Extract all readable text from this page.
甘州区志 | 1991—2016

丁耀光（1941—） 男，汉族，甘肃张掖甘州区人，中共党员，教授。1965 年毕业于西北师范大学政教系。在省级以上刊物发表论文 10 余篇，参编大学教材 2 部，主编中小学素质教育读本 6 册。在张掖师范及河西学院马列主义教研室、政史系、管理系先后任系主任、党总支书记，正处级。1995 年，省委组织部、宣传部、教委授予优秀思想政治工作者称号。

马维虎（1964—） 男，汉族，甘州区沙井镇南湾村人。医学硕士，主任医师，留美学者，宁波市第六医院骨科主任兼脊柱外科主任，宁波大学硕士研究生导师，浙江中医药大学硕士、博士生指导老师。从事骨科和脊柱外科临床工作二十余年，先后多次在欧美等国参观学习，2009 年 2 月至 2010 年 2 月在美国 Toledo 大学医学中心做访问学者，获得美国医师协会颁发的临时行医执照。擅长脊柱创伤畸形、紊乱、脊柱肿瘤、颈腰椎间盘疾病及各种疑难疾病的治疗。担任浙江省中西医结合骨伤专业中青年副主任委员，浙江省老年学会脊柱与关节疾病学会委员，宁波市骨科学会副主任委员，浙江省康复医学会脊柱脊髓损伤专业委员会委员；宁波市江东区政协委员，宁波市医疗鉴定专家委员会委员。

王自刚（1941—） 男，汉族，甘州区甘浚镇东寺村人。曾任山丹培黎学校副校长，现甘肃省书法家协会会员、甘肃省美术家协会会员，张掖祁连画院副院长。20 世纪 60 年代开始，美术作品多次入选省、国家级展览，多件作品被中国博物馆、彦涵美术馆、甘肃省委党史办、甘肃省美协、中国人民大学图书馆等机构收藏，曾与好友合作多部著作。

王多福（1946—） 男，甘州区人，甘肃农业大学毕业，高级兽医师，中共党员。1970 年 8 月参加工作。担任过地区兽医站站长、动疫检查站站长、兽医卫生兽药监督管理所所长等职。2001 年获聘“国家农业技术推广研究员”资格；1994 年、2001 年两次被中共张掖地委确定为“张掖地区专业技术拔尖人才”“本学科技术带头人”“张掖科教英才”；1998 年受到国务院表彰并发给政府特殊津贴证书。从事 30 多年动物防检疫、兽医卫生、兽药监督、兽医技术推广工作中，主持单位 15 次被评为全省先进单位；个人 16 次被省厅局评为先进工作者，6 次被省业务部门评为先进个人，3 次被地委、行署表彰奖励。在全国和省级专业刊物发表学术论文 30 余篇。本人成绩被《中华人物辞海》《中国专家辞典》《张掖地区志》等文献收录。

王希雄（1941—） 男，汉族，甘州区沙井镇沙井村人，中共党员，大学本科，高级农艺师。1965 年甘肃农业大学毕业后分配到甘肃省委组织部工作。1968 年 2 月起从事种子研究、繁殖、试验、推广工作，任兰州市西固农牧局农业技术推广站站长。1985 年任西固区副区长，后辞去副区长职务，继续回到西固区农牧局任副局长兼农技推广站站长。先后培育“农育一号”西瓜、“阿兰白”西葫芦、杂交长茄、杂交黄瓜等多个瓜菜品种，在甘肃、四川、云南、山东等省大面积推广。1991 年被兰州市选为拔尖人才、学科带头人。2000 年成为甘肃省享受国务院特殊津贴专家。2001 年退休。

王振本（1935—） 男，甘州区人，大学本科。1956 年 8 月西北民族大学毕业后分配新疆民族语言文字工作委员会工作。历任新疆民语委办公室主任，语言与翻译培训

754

▸ **YOUR GOAL**
Quote the listing in full, please, keeping every line exact.

▸ **THE RESULT**
Extract all readable text from this page.
甘州区志 | 1991—2016

丁耀光（1941—） 男，汉族，甘肃张掖甘州区人，中共党员，教授。1965 年毕业于西北师范大学政教系。在省级以上刊物发表论文 10 余篇，参编大学教材 2 部，主编中小学素质教育读本 6 册。在张掖师范及河西学院马列主义教研室、政史系、管理系先后任系主任、党总支书记，正处级。1995 年，省委组织部、宣传部、教委授予优秀思想政治工作者称号。

马维虎（1964—） 男，汉族，甘州区沙井镇南湾村人。医学硕士，主任医师，留美学者，宁波市第六医院骨科主任兼脊柱外科主任，宁波大学硕士研究生导师，浙江中医药大学硕士、博士生指导老师。从事骨科和脊柱外科临床工作二十余年，先后多次在欧美等国参观学习，2009 年 2 月至 2010 年 2 月在美国 Toledo 大学医学中心做访问学者，获得美国医师协会颁发的临时行医执照。擅长脊柱创伤畸形、紊乱、脊柱肿瘤、颈腰椎间盘疾病及各种疑难疾病的治疗。担任浙江省中西医结合骨伤专业中青年副主任委员，浙江省老年学会脊柱与关节疾病学会委员，宁波市骨科学会副主任委员，浙江省康复医学会脊柱脊髓损伤专业委员会委员；宁波市江东区政协委员，宁波市医疗鉴定专家委员会委员。

王自刚（1941—） 男，汉族，甘州区甘浚镇东寺村人。曾任山丹培黎学校副校长，现甘肃省书法家协会会员、甘肃省美术家协会会员，张掖祁连画院副院长。20 世纪 60 年代开始，美术作品多次入选省、国家级展览，多件作品被中国博物馆、彦涵美术馆、甘肃省委党史办、甘肃省美协、中国人民大学图书馆等机构收藏，曾与好友合作多部著作。

王多福（1946—） 男，甘州区人，甘肃农业大学毕业，高级兽医师，中共党员。1970 年 8 月参加工作。担任过地区兽医站站长、动疫检查站站长、兽医卫生兽药监督管理所所长等职。2001 年获聘“国家农业技术推广研究员”资格；1994 年、2001 年两次被中共张掖地委确定为“张掖地区专业技术拔尖人才”“本学科技术带头人”“张掖科教英才”；1998 年受到国务院表彰并发给政府特殊津贴证书。从事 30 多年动物防检疫、兽医卫生、兽药监督、兽医技术推广工作中，主持单位 15 次被评为全省先进单位；个人 16 次被省厅局评为先进工作者，6 次被省业务部门评为先进个人，3 次被地委、行署表彰奖励。在全国和省级专业刊物发表学术论文 30 余篇。本人成绩被《中华人物辞海》《中国专家辞典》《张掖地区志》等文献收录。

王希雄（1941—） 男，汉族，甘州区沙井镇沙井村人，中共党员，大学本科，高级农艺师。1965 年甘肃农业大学毕业后分配到甘肃省委组织部工作。1968 年 2 月起从事种子研究、繁殖、试验、推广工作，任兰州市西固农牧局农业技术推广站站长。1985 年任西固区副区长，后辞去副区长职务，继续回到西固区农牧局任副局长兼农技推广站站长。先后培育“农育一号”西瓜、“阿兰白”西葫芦、杂交长茄、杂交黄瓜等多个瓜菜品种，在甘肃、四川、云南、山东等省大面积推广。1991 年被兰州市选为拔尖人才、学科带头人。2000 年成为甘肃省享受国务院特殊津贴专家。2001 年退休。

王振本（1935—） 男，甘州区人，大学本科。1956 年 8 月西北民族大学毕业后分配新疆民族语言文字工作委员会工作。历任新疆民语委办公室主任，语言与翻译培训

754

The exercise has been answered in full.